Exercise prompt
Copy each line in which the string "capacity" occurs.

Stored data:
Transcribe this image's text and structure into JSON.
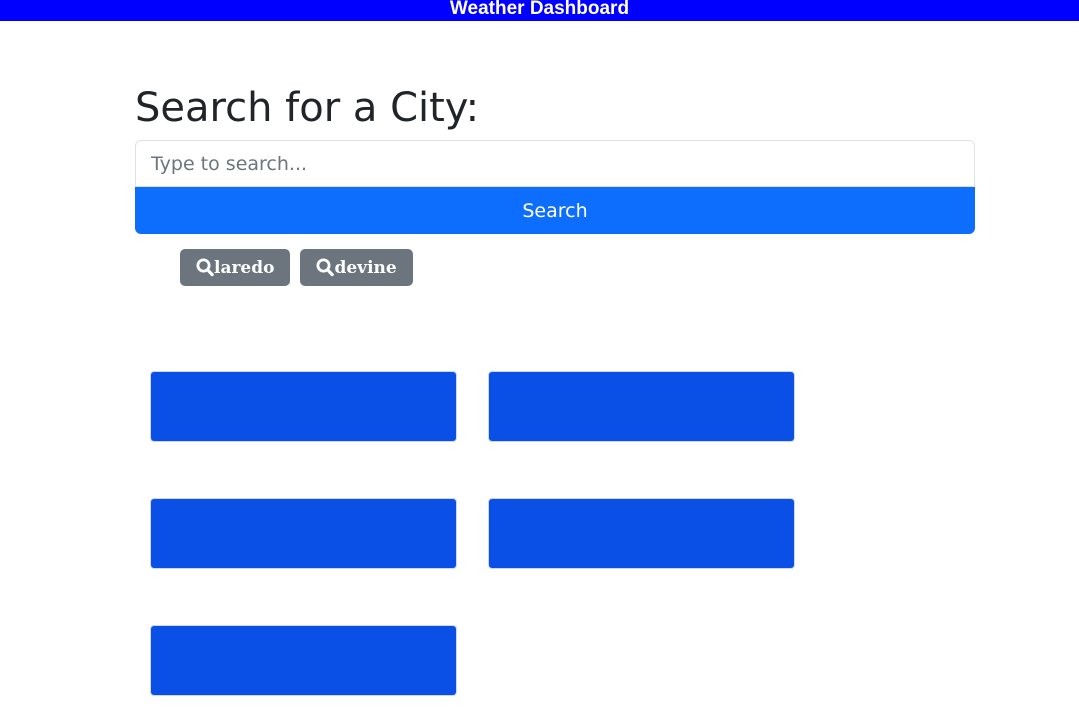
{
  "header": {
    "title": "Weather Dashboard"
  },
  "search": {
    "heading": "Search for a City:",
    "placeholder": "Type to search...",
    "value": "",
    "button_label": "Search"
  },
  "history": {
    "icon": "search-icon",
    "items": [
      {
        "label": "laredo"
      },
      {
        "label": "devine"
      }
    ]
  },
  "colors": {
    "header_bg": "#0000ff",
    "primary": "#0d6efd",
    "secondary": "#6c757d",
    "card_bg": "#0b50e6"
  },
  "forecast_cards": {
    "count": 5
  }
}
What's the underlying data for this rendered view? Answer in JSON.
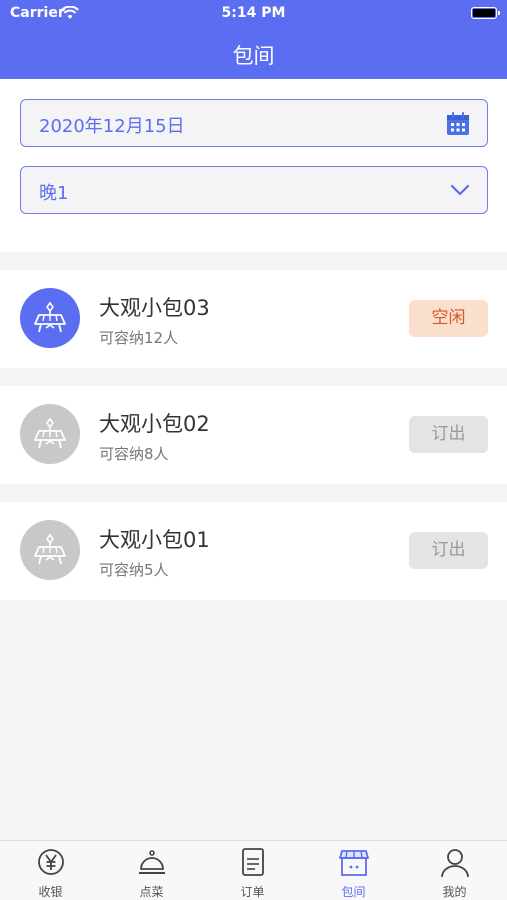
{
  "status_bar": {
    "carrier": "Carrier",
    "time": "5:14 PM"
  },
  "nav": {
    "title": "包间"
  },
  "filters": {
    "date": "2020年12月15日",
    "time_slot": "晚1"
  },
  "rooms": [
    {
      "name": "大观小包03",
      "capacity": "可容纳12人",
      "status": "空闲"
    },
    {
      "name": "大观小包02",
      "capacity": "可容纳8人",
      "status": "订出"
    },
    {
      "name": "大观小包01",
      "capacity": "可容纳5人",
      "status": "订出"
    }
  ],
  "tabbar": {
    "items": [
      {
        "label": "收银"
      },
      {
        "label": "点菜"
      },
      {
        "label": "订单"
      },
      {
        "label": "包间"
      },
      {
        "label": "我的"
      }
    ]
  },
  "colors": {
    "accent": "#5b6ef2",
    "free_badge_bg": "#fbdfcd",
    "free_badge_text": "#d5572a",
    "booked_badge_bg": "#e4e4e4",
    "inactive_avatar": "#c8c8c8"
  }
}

==

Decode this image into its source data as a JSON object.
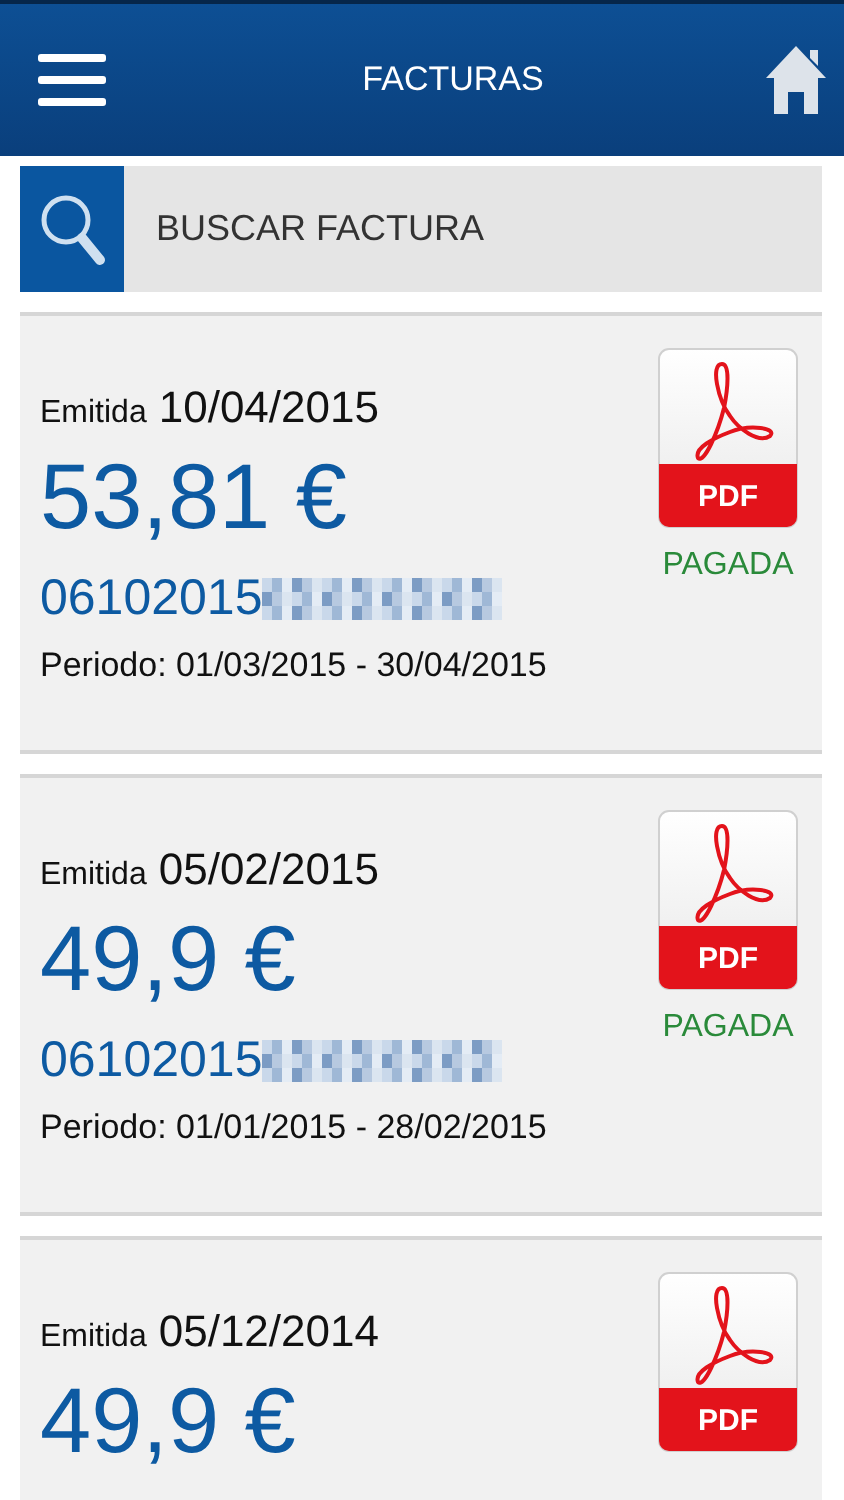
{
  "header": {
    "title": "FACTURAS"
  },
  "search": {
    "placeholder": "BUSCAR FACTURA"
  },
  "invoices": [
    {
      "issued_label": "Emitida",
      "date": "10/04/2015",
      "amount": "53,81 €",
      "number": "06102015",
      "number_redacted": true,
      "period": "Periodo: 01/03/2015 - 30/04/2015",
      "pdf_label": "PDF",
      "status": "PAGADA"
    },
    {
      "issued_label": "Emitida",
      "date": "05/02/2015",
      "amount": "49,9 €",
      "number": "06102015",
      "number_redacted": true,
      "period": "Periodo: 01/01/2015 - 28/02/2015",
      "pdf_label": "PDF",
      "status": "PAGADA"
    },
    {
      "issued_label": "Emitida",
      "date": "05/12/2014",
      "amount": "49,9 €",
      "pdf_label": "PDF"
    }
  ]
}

* * *

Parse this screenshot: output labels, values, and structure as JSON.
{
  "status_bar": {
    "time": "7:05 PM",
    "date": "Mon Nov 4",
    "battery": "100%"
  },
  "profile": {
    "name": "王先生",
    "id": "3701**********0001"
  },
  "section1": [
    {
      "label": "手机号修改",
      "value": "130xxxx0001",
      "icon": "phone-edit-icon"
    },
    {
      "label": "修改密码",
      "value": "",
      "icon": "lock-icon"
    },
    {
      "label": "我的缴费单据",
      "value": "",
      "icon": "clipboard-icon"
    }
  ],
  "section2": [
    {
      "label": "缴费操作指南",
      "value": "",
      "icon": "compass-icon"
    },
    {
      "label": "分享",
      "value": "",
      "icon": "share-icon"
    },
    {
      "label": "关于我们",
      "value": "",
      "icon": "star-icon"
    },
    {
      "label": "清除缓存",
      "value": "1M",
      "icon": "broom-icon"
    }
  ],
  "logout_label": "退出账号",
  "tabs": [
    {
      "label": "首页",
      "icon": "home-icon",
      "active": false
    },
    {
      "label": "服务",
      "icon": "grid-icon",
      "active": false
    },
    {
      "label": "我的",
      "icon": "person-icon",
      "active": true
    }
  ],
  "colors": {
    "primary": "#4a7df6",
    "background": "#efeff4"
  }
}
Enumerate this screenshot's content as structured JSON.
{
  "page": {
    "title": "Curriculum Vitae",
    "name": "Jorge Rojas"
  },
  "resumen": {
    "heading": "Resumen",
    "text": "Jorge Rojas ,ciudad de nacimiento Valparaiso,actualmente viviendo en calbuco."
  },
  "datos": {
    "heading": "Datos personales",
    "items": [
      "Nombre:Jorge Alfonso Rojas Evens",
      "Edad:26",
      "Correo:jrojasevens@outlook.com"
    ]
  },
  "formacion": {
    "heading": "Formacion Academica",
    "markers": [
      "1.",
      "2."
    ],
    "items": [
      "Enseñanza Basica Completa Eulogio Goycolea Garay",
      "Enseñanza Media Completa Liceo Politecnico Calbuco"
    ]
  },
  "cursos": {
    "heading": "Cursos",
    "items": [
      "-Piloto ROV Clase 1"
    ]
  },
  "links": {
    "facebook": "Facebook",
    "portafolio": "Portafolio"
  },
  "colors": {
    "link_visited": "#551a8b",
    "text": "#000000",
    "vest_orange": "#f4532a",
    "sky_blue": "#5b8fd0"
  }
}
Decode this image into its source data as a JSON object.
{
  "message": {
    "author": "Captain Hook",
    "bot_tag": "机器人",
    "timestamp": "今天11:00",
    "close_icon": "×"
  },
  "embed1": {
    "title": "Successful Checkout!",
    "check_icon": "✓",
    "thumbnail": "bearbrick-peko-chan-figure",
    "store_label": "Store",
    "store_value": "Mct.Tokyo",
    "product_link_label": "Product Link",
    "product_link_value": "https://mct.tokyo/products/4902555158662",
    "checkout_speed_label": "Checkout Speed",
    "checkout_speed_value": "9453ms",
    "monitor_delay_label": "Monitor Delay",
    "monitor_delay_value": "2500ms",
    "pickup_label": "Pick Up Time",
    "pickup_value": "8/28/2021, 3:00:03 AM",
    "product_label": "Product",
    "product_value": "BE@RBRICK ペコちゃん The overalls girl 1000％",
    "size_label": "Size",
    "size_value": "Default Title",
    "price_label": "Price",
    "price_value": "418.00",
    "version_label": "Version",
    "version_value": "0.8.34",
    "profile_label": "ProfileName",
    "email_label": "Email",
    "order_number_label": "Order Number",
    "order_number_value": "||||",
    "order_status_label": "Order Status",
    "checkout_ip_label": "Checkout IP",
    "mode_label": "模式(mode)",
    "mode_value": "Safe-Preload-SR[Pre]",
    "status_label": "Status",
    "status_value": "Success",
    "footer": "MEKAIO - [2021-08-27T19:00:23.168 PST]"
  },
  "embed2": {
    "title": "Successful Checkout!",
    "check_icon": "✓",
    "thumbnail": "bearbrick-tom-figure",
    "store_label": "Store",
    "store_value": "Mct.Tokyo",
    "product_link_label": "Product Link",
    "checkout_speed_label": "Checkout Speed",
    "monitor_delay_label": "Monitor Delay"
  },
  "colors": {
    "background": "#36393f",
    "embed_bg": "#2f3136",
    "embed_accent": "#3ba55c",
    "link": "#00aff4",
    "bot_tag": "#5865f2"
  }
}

Response to the exercise
      "capacity": "可容纳12人",
      "capacity": "可容纳8人",
      "capacity": "可容纳5人",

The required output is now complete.